Collected data
-- Begin --

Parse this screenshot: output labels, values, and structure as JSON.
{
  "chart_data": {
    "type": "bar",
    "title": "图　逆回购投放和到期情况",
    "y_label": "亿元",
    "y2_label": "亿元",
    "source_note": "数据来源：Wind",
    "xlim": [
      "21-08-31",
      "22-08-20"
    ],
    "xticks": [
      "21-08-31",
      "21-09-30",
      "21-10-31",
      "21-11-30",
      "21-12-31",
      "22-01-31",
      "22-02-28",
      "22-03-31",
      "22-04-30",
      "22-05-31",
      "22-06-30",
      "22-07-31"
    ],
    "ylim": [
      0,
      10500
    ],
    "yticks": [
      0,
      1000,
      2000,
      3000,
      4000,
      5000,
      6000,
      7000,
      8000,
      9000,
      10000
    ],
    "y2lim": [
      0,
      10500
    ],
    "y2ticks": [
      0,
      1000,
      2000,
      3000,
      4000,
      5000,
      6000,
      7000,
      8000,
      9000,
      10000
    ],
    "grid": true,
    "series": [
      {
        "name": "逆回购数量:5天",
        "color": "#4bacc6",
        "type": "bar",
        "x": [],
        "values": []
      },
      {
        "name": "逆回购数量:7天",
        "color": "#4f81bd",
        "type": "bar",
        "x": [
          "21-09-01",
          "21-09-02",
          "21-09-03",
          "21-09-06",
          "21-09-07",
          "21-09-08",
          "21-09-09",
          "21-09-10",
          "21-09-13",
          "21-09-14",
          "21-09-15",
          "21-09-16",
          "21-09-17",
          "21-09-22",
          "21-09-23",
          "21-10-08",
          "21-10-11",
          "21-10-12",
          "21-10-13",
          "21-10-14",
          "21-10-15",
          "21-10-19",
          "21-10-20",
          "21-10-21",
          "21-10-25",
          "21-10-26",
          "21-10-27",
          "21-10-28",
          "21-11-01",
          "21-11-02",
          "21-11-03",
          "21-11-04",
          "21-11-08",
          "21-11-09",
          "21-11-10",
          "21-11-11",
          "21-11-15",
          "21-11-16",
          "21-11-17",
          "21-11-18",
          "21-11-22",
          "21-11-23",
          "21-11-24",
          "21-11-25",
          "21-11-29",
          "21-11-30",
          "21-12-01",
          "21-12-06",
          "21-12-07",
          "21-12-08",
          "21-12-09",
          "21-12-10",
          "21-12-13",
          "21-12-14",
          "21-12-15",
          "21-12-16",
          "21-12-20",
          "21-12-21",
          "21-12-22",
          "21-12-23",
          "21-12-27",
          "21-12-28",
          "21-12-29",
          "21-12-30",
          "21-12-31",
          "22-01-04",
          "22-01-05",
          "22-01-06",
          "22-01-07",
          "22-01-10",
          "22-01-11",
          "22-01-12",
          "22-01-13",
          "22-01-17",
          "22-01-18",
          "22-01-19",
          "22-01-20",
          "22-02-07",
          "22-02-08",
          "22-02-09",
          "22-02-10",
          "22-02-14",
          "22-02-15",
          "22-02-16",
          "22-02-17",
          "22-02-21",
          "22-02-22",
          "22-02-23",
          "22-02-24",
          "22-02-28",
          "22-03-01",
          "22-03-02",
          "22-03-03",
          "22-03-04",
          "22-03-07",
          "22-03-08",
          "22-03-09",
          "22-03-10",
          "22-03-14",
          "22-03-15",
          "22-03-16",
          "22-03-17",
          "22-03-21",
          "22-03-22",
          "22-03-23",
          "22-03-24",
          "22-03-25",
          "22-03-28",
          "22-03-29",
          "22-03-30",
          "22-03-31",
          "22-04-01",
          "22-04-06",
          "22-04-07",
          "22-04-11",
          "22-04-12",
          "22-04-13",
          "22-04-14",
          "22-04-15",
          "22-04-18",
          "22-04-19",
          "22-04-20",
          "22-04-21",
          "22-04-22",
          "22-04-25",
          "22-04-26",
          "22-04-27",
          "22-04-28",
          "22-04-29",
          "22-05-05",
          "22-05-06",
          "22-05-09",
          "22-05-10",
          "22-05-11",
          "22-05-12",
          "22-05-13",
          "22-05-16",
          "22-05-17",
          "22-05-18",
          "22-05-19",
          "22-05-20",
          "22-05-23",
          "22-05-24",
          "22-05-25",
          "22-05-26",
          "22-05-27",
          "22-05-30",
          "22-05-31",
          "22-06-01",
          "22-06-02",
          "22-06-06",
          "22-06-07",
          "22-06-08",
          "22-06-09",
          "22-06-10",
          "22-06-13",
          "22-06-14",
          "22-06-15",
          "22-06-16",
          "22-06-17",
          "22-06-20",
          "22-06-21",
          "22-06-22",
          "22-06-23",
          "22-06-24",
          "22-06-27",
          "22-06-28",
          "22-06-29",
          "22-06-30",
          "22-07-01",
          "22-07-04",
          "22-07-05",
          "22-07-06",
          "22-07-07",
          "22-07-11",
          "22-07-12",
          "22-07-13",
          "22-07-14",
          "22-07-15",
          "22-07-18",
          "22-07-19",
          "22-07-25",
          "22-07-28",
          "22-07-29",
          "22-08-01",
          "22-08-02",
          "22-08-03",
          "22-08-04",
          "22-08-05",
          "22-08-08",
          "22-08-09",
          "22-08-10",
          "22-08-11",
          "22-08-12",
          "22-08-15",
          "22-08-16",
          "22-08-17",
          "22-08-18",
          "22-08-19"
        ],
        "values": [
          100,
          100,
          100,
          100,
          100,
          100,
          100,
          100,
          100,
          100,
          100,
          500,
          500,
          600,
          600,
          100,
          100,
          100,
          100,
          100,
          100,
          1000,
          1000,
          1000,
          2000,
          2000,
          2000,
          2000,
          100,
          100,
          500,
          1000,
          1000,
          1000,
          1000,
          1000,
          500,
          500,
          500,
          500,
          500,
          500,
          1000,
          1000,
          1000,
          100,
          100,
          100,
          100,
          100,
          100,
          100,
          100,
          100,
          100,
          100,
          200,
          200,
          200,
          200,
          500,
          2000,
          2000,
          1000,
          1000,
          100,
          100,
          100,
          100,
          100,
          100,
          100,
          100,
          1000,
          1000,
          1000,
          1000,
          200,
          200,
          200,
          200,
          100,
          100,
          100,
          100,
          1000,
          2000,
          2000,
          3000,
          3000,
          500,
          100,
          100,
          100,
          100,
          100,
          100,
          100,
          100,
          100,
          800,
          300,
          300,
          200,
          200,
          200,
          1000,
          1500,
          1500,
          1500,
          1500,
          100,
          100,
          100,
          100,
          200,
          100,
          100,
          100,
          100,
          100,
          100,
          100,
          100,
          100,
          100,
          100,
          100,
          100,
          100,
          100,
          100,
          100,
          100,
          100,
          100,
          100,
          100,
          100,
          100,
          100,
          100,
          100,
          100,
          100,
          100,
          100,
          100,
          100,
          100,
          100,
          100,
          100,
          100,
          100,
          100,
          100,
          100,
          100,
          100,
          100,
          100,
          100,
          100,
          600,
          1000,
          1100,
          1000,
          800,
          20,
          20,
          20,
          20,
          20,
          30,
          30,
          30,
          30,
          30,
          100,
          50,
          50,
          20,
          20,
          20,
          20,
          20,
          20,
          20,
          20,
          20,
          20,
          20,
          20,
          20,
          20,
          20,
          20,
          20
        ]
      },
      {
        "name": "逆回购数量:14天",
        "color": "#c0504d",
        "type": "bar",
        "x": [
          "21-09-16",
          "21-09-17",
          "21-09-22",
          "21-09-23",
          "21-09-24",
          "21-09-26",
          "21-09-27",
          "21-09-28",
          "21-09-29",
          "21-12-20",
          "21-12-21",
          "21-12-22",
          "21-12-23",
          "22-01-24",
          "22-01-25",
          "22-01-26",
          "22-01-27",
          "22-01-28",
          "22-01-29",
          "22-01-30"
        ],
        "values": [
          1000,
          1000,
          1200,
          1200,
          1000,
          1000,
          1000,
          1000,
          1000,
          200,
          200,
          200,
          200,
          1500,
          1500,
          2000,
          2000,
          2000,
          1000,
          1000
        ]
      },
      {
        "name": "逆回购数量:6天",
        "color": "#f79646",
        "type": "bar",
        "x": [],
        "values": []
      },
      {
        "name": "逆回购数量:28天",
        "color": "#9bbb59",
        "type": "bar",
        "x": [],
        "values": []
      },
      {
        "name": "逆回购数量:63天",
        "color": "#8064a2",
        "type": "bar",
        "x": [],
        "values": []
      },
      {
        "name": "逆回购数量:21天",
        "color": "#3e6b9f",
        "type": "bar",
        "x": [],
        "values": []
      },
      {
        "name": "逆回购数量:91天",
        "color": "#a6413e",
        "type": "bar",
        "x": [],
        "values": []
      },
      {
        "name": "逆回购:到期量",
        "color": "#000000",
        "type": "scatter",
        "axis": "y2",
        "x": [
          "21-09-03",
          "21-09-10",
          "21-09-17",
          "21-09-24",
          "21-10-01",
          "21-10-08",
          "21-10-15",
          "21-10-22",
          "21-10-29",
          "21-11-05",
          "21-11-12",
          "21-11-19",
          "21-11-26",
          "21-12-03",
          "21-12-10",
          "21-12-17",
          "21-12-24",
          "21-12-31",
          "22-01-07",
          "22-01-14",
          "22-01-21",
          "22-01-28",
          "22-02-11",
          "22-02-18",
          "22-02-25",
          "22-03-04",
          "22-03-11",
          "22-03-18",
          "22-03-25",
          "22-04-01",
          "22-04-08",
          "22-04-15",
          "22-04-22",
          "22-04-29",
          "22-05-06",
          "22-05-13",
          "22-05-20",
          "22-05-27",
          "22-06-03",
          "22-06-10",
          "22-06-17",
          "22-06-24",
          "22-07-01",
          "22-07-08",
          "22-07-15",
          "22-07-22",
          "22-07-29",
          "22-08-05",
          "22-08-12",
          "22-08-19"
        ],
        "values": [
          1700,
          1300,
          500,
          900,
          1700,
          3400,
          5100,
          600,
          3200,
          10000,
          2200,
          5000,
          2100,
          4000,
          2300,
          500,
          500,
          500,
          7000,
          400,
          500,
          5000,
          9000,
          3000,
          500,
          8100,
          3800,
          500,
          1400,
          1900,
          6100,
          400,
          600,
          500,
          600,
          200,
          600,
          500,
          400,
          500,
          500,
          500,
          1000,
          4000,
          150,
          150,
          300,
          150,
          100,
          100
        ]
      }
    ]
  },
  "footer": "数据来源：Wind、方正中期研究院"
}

-- End --

> **Written exercise**: Locate each line containing the string "Wind" and show it.

> **Reply to the task**:
    "source_note": "数据来源：Wind",
  "footer": "数据来源：Wind、方正中期研究院"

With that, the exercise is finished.